## WHAT THE TASK ASKS
All lines in the data below carrying the string "supplementation" are to be located and copied.

Data excerpts
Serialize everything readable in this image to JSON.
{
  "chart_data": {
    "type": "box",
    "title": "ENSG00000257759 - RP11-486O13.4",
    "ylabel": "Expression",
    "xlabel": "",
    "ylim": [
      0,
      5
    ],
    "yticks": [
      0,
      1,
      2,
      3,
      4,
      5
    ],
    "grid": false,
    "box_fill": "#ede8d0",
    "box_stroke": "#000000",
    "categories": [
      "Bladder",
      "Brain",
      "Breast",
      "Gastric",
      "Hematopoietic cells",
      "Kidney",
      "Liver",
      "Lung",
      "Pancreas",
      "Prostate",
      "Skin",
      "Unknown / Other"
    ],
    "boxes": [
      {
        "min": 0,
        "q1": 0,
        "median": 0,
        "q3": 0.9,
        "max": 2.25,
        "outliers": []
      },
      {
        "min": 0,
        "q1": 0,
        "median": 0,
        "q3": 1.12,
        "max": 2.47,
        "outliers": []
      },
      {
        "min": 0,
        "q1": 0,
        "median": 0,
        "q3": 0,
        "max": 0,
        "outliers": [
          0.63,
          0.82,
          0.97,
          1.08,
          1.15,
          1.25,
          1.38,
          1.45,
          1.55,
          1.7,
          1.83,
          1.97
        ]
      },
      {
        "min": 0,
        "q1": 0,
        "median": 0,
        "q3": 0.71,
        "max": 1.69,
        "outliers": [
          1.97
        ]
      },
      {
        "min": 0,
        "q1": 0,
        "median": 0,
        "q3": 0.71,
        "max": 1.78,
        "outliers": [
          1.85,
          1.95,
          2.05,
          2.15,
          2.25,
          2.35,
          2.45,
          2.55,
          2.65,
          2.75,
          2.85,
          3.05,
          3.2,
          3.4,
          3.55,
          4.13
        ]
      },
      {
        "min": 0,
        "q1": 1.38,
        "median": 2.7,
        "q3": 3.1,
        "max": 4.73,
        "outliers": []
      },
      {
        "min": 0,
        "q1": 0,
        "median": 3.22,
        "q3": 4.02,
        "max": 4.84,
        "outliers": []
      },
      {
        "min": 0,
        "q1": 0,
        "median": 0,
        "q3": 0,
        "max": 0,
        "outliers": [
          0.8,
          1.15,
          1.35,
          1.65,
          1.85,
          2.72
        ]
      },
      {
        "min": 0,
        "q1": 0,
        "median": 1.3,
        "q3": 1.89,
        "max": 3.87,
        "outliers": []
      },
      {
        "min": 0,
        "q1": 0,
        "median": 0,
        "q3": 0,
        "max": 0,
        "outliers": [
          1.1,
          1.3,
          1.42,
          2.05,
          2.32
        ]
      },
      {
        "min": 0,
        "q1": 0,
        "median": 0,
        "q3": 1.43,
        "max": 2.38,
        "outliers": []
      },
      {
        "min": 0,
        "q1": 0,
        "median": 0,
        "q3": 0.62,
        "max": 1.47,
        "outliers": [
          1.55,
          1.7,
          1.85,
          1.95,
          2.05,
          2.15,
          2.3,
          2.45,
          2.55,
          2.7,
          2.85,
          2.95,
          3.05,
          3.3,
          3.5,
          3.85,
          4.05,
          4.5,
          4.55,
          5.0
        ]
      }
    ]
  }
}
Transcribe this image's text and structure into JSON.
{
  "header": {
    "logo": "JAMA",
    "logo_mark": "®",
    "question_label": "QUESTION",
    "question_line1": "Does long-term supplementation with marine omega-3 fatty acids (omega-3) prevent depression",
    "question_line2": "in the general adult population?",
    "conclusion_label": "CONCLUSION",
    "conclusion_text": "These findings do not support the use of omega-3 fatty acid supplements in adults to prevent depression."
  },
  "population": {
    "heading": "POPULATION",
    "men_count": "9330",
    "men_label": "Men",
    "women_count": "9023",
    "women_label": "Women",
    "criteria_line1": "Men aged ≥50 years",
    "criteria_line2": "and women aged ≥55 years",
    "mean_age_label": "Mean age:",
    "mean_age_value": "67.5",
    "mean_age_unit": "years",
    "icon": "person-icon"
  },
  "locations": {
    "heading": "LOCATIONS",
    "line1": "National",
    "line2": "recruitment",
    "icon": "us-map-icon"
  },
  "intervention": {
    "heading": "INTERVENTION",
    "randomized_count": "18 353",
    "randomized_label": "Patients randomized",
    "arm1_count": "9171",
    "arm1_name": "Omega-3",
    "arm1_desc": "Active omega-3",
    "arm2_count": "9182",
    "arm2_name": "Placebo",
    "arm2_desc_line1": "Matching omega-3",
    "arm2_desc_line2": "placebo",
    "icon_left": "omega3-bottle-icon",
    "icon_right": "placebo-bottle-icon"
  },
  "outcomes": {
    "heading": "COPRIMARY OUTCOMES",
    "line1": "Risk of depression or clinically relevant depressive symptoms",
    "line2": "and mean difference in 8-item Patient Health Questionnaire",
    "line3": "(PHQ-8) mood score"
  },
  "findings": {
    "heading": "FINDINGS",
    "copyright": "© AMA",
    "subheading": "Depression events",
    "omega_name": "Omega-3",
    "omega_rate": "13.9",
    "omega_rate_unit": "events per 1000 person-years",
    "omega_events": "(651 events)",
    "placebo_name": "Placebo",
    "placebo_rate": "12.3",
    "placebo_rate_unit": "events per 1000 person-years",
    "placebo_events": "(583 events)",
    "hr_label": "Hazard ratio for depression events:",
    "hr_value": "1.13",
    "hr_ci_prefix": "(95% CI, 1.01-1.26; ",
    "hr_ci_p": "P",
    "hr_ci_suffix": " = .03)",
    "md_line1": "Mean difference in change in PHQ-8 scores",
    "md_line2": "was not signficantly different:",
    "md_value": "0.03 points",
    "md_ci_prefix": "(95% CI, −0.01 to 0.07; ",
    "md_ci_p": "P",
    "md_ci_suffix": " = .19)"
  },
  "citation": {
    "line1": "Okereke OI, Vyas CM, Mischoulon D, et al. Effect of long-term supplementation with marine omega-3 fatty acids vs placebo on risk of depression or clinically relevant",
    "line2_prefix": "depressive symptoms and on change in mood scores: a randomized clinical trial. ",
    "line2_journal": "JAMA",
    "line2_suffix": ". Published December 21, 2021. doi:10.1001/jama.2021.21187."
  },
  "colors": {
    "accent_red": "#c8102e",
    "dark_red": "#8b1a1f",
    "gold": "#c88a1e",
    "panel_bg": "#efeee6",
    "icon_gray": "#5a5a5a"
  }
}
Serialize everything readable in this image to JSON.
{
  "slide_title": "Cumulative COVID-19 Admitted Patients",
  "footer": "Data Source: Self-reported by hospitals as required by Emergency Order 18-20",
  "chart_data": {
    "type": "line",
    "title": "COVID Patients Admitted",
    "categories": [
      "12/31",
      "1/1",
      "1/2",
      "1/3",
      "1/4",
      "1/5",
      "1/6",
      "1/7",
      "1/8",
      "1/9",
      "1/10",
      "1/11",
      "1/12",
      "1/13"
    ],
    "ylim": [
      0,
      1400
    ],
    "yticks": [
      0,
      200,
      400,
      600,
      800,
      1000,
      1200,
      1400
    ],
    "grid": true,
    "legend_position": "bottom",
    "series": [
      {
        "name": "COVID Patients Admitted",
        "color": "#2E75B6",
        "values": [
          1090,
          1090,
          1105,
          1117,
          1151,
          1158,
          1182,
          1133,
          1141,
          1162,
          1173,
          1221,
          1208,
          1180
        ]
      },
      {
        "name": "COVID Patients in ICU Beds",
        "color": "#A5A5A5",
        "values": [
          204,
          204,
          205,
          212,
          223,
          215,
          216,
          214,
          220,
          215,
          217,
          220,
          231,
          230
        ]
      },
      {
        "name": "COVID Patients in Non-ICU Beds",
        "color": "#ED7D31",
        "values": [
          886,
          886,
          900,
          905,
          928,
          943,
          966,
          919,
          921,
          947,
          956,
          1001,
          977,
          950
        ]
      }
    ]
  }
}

## WRITTEN REPLY
    "question_line1": "Does long-term supplementation with marine omega-3 fatty acids (omega-3) prevent depression",
    "line1": "Okereke OI, Vyas CM, Mischoulon D, et al. Effect of long-term supplementation with marine omega-3 fatty acids vs placebo on risk of depression or clinically relevant",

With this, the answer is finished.